§ The problem: Your task is to copy every line of this material exactly.

§ Input data:
········
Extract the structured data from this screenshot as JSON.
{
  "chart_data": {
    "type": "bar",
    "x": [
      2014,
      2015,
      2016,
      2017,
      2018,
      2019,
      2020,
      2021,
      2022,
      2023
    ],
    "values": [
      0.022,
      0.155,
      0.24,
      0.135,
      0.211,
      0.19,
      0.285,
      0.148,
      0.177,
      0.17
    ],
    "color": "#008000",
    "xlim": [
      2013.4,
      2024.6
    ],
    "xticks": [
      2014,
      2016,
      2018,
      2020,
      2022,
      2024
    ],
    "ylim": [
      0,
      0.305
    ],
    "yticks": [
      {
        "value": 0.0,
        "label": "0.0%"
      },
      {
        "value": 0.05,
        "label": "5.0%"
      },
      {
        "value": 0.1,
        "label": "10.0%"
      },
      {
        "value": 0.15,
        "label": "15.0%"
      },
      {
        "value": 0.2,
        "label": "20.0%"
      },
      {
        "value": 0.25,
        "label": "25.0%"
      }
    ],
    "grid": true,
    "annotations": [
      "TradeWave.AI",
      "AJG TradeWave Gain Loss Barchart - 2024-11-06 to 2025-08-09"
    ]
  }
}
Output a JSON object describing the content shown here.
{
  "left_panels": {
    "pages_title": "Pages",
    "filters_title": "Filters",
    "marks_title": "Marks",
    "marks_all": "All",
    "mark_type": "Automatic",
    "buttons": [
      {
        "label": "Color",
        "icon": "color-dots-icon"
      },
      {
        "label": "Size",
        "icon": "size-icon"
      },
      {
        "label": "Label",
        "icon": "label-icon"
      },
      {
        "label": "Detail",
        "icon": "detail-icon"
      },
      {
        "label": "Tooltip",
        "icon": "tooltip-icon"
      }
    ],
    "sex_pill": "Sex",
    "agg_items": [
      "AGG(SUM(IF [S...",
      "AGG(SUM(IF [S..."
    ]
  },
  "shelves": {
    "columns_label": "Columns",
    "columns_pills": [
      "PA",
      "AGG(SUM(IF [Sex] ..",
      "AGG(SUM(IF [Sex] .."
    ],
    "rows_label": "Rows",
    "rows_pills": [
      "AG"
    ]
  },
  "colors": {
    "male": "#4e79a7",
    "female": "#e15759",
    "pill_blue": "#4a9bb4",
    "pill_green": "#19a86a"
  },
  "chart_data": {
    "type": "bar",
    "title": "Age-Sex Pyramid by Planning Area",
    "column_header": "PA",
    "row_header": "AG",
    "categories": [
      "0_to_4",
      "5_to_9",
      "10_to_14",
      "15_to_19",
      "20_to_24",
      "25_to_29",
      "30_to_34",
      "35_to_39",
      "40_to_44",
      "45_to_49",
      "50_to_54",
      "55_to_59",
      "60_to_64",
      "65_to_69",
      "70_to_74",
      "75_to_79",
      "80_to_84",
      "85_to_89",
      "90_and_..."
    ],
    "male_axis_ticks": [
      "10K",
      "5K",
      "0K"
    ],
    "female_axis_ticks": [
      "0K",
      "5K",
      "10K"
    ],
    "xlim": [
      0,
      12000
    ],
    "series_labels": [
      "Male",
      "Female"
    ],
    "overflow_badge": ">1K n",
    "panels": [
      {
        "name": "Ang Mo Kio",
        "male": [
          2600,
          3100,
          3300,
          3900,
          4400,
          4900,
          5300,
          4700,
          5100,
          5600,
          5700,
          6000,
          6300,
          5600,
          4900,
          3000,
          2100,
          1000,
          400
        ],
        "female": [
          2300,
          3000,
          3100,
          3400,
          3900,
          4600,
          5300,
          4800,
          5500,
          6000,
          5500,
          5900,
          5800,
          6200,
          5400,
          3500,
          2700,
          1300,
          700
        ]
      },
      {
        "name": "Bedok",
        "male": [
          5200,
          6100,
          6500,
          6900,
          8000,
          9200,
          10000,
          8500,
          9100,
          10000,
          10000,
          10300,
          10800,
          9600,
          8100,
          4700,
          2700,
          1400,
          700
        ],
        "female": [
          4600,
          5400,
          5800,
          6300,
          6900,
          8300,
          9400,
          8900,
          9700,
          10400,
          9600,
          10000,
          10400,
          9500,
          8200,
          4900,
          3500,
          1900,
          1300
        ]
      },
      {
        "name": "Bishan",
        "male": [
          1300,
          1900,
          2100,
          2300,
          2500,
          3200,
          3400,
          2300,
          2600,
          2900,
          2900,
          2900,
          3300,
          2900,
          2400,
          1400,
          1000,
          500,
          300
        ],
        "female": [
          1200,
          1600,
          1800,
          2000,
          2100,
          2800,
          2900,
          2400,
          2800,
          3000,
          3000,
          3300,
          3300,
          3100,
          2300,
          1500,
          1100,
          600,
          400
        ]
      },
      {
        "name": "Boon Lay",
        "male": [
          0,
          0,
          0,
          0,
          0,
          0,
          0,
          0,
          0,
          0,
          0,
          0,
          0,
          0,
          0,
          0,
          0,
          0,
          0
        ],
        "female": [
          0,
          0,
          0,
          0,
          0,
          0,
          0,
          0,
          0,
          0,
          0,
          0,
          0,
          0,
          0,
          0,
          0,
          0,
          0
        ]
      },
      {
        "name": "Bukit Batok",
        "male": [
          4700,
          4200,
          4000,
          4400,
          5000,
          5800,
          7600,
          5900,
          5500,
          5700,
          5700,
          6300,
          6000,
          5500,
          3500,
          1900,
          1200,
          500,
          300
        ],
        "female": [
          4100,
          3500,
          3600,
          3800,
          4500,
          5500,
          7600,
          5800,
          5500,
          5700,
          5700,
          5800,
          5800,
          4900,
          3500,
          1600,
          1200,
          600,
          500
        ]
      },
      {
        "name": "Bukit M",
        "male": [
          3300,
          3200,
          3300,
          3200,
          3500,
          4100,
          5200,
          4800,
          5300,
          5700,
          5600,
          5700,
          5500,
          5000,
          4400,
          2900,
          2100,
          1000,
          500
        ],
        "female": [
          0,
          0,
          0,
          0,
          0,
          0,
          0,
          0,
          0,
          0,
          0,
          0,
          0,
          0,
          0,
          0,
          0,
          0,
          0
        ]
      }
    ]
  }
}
········
§ Output for this task:
Extract the structured data from this screenshot as JSON.
{
  "chart_data": {
    "type": "bar",
    "x": [
      2014,
      2015,
      2016,
      2017,
      2018,
      2019,
      2020,
      2021,
      2022,
      2023
    ],
    "values": [
      0.022,
      0.155,
      0.24,
      0.135,
      0.211,
      0.19,
      0.285,
      0.148,
      0.177,
      0.17
    ],
    "color": "#008000",
    "xlim": [
      2013.4,
      2024.6
    ],
    "xticks": [
      2014,
      2016,
      2018,
      2020,
      2022,
      2024
    ],
    "ylim": [
      0,
      0.305
    ],
    "yticks": [
      {
        "value": 0.0,
        "label": "0.0%"
      },
      {
        "value": 0.05,
        "label": "5.0%"
      },
      {
        "value": 0.1,
        "label": "10.0%"
      },
      {
        "value": 0.15,
        "label": "15.0%"
      },
      {
        "value": 0.2,
        "label": "20.0%"
      },
      {
        "value": 0.25,
        "label": "25.0%"
      }
    ],
    "grid": true,
    "annotations": [
      "TradeWave.AI",
      "AJG TradeWave Gain Loss Barchart - 2024-11-06 to 2025-08-09"
    ]
  }
}
Output a JSON object describing the content shown here.
{
  "left_panels": {
    "pages_title": "Pages",
    "filters_title": "Filters",
    "marks_title": "Marks",
    "marks_all": "All",
    "mark_type": "Automatic",
    "buttons": [
      {
        "label": "Color",
        "icon": "color-dots-icon"
      },
      {
        "label": "Size",
        "icon": "size-icon"
      },
      {
        "label": "Label",
        "icon": "label-icon"
      },
      {
        "label": "Detail",
        "icon": "detail-icon"
      },
      {
        "label": "Tooltip",
        "icon": "tooltip-icon"
      }
    ],
    "sex_pill": "Sex",
    "agg_items": [
      "AGG(SUM(IF [S...",
      "AGG(SUM(IF [S..."
    ]
  },
  "shelves": {
    "columns_label": "Columns",
    "columns_pills": [
      "PA",
      "AGG(SUM(IF [Sex] ..",
      "AGG(SUM(IF [Sex] .."
    ],
    "rows_label": "Rows",
    "rows_pills": [
      "AG"
    ]
  },
  "colors": {
    "male": "#4e79a7",
    "female": "#e15759",
    "pill_blue": "#4a9bb4",
    "pill_green": "#19a86a"
  },
  "chart_data": {
    "type": "bar",
    "title": "Age-Sex Pyramid by Planning Area",
    "column_header": "PA",
    "row_header": "AG",
    "categories": [
      "0_to_4",
      "5_to_9",
      "10_to_14",
      "15_to_19",
      "20_to_24",
      "25_to_29",
      "30_to_34",
      "35_to_39",
      "40_to_44",
      "45_to_49",
      "50_to_54",
      "55_to_59",
      "60_to_64",
      "65_to_69",
      "70_to_74",
      "75_to_79",
      "80_to_84",
      "85_to_89",
      "90_and_..."
    ],
    "male_axis_ticks": [
      "10K",
      "5K",
      "0K"
    ],
    "female_axis_ticks": [
      "0K",
      "5K",
      "10K"
    ],
    "xlim": [
      0,
      12000
    ],
    "series_labels": [
      "Male",
      "Female"
    ],
    "overflow_badge": ">1K n",
    "panels": [
      {
        "name": "Ang Mo Kio",
        "male": [
          2600,
          3100,
          3300,
          3900,
          4400,
          4900,
          5300,
          4700,
          5100,
          5600,
          5700,
          6000,
          6300,
          5600,
          4900,
          3000,
          2100,
          1000,
          400
        ],
        "female": [
          2300,
          3000,
          3100,
          3400,
          3900,
          4600,
          5300,
          4800,
          5500,
          6000,
          5500,
          5900,
          5800,
          6200,
          5400,
          3500,
          2700,
          1300,
          700
        ]
      },
      {
        "name": "Bedok",
        "male": [
          5200,
          6100,
          6500,
          6900,
          8000,
          9200,
          10000,
          8500,
          9100,
          10000,
          10000,
          10300,
          10800,
          9600,
          8100,
          4700,
          2700,
          1400,
          700
        ],
        "female": [
          4600,
          5400,
          5800,
          6300,
          6900,
          8300,
          9400,
          8900,
          9700,
          10400,
          9600,
          10000,
          10400,
          9500,
          8200,
          4900,
          3500,
          1900,
          1300
        ]
      },
      {
        "name": "Bishan",
        "male": [
          1300,
          1900,
          2100,
          2300,
          2500,
          3200,
          3400,
          2300,
          2600,
          2900,
          2900,
          2900,
          3300,
          2900,
          2400,
          1400,
          1000,
          500,
          300
        ],
        "female": [
          1200,
          1600,
          1800,
          2000,
          2100,
          2800,
          2900,
          2400,
          2800,
          3000,
          3000,
          3300,
          3300,
          3100,
          2300,
          1500,
          1100,
          600,
          400
        ]
      },
      {
        "name": "Boon Lay",
        "male": [
          0,
          0,
          0,
          0,
          0,
          0,
          0,
          0,
          0,
          0,
          0,
          0,
          0,
          0,
          0,
          0,
          0,
          0,
          0
        ],
        "female": [
          0,
          0,
          0,
          0,
          0,
          0,
          0,
          0,
          0,
          0,
          0,
          0,
          0,
          0,
          0,
          0,
          0,
          0,
          0
        ]
      },
      {
        "name": "Bukit Batok",
        "male": [
          4700,
          4200,
          4000,
          4400,
          5000,
          5800,
          7600,
          5900,
          5500,
          5700,
          5700,
          6300,
          6000,
          5500,
          3500,
          1900,
          1200,
          500,
          300
        ],
        "female": [
          4100,
          3500,
          3600,
          3800,
          4500,
          5500,
          7600,
          5800,
          5500,
          5700,
          5700,
          5800,
          5800,
          4900,
          3500,
          1600,
          1200,
          600,
          500
        ]
      },
      {
        "name": "Bukit M",
        "male": [
          3300,
          3200,
          3300,
          3200,
          3500,
          4100,
          5200,
          4800,
          5300,
          5700,
          5600,
          5700,
          5500,
          5000,
          4400,
          2900,
          2100,
          1000,
          500
        ],
        "female": [
          0,
          0,
          0,
          0,
          0,
          0,
          0,
          0,
          0,
          0,
          0,
          0,
          0,
          0,
          0,
          0,
          0,
          0,
          0
        ]
      }
    ]
  }
}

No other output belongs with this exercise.